> [Excerpted data]:
↓↓↓

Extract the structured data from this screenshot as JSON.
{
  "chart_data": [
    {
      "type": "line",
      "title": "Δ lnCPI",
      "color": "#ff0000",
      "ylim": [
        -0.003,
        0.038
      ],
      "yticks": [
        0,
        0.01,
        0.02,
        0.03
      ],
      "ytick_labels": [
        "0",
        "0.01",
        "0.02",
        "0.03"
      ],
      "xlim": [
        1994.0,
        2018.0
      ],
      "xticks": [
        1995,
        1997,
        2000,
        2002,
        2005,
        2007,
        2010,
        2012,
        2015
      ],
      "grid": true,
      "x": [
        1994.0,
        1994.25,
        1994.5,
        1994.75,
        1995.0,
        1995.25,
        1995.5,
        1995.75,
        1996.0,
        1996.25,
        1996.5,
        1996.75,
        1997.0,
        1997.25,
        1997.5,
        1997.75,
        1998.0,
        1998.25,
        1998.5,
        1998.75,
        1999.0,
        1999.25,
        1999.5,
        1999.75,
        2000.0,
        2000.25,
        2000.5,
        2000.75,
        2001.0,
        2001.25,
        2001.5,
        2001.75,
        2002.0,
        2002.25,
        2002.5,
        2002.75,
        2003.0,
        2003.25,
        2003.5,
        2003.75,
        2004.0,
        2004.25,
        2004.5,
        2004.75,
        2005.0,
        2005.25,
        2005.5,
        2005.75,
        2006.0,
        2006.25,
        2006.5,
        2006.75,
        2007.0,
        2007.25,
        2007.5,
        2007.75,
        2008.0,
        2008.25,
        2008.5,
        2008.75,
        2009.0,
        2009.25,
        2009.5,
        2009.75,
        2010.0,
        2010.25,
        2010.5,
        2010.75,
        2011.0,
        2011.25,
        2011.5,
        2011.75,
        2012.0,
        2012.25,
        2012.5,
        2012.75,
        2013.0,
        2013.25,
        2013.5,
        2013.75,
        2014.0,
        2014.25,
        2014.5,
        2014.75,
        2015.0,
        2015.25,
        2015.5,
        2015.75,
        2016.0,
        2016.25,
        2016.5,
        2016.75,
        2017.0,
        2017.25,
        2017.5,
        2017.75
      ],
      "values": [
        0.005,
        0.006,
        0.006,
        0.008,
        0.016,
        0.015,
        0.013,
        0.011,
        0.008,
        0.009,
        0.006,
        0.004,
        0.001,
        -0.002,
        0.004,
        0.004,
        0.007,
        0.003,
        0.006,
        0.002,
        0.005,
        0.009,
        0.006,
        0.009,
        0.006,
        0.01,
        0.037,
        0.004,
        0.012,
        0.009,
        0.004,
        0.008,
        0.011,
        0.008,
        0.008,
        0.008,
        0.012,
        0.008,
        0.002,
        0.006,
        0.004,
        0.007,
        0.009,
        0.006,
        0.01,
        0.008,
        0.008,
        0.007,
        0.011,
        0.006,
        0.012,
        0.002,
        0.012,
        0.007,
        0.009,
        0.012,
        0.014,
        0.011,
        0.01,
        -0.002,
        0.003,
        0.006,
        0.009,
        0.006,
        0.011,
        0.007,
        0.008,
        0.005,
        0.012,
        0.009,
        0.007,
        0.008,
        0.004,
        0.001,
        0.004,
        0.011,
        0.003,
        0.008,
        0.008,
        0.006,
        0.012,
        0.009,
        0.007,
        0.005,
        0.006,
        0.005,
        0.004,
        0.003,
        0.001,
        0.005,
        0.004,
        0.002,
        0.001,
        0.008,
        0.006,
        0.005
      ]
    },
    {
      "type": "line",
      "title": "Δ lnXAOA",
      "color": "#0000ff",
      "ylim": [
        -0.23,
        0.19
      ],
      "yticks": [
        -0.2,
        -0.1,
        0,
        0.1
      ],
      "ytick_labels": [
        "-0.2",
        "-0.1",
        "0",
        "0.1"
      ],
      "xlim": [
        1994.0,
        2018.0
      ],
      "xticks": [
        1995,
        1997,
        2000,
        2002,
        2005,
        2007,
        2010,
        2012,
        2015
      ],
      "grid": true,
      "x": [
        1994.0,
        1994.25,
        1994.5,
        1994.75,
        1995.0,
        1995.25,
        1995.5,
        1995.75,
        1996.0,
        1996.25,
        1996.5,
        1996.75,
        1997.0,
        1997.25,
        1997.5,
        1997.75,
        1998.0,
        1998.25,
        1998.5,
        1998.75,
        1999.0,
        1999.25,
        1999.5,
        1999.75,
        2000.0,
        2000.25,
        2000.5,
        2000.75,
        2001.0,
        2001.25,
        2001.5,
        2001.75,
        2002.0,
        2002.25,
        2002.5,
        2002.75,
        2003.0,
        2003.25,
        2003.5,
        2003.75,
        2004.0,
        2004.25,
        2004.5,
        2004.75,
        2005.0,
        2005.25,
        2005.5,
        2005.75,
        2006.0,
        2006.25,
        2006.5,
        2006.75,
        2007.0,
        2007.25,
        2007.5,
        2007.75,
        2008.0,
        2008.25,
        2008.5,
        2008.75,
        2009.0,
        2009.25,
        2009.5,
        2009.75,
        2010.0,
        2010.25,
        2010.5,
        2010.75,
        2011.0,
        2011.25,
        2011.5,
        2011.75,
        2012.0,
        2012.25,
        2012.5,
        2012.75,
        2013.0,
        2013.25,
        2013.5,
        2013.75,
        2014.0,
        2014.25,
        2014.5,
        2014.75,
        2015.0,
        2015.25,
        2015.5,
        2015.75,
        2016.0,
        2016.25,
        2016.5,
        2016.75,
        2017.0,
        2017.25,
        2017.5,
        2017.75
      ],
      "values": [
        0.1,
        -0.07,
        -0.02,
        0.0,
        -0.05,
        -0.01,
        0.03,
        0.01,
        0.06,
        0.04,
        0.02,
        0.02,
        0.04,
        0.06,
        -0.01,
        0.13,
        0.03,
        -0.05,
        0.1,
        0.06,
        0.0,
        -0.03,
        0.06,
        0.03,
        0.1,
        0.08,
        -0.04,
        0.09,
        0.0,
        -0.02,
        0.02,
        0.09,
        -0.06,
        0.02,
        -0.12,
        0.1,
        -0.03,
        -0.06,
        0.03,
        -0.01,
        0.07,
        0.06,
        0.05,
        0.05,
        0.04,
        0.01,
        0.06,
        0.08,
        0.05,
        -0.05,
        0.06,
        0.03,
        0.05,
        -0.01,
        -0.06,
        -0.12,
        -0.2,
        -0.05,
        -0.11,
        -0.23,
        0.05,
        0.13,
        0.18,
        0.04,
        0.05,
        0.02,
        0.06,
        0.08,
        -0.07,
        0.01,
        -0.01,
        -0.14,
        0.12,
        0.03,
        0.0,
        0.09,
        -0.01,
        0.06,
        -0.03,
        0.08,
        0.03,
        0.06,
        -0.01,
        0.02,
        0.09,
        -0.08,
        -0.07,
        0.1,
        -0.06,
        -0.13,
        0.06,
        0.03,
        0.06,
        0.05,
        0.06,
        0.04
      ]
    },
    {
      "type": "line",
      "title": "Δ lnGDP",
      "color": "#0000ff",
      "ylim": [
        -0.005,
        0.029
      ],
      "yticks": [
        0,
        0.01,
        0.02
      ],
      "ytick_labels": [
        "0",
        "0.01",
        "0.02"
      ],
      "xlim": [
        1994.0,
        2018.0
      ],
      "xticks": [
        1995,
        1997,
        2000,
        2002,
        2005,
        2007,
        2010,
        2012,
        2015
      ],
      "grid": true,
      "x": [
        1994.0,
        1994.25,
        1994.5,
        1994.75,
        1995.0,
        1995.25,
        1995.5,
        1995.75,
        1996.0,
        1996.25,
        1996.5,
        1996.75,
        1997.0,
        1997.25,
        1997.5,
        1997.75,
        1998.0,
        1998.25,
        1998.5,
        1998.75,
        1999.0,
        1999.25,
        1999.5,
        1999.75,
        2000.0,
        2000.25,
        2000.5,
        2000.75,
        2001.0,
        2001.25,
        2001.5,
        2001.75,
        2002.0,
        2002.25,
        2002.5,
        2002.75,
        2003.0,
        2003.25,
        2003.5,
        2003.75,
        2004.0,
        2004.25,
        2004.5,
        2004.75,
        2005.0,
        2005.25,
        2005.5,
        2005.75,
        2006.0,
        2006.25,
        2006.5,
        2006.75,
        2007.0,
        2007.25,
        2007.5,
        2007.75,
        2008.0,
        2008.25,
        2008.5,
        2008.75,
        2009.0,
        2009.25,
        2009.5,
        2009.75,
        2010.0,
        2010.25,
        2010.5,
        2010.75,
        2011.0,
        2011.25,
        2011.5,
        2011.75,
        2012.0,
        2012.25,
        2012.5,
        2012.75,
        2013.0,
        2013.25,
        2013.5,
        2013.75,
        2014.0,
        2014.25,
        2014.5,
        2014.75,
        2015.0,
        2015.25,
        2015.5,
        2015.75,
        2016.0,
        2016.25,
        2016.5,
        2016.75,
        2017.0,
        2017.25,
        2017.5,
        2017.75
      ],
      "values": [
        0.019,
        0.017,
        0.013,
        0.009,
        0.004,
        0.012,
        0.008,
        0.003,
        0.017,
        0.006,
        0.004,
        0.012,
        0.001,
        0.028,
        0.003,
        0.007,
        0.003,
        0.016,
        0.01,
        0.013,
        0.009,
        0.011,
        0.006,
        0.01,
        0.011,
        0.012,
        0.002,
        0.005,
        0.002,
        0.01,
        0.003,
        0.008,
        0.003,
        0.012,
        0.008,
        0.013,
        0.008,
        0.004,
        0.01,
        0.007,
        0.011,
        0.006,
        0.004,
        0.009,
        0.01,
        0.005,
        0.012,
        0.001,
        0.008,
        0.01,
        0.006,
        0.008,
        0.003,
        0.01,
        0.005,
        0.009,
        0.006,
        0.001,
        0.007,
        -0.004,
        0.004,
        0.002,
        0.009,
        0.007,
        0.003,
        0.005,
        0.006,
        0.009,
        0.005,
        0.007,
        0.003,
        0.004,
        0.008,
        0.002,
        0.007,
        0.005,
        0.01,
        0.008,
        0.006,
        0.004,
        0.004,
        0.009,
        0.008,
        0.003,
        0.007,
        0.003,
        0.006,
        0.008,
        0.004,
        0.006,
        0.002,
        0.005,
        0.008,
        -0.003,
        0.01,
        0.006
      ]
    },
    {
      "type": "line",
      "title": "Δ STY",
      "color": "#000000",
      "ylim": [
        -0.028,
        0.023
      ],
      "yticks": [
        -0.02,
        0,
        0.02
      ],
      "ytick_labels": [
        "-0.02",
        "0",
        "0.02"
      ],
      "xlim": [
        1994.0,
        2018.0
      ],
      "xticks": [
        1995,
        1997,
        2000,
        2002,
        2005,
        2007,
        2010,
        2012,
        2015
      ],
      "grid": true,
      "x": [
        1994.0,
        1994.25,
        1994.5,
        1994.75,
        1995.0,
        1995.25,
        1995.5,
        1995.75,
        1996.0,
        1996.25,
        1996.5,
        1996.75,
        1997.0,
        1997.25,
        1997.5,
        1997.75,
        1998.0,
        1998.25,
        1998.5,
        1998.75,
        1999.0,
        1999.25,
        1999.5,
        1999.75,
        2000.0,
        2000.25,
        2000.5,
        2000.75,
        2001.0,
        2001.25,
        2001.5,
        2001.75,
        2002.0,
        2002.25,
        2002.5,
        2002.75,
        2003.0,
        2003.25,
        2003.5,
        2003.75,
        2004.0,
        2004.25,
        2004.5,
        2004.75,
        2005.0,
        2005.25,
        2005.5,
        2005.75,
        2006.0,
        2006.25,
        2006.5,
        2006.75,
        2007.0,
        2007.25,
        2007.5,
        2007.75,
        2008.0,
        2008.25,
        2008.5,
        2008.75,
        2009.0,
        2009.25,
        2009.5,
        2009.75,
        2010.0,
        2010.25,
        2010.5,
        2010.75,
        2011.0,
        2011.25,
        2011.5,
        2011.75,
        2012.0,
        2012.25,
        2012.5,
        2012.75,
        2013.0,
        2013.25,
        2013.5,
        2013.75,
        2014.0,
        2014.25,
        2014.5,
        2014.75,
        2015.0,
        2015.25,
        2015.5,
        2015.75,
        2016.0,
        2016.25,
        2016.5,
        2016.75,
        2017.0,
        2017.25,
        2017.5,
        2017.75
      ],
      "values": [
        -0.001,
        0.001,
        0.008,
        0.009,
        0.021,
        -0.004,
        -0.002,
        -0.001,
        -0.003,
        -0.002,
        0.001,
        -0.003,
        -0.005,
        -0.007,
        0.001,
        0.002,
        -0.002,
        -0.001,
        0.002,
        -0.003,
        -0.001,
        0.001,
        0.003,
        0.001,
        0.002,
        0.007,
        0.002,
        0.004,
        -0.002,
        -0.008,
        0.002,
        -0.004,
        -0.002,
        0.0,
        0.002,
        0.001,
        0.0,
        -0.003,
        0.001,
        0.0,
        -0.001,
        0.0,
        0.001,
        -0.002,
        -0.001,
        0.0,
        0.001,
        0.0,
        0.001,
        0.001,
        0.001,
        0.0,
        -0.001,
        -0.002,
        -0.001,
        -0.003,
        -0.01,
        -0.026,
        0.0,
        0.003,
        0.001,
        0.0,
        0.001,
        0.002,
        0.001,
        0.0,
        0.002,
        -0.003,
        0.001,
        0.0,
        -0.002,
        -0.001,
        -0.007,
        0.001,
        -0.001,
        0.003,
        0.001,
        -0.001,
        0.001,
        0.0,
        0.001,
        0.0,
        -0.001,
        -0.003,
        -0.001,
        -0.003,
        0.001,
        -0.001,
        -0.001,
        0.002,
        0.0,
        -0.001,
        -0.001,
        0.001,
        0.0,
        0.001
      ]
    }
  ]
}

↑↑↑

> [What the task asks]: Count the lines of the material that include the word "color", then report only the total.

> [Exercise result]: 4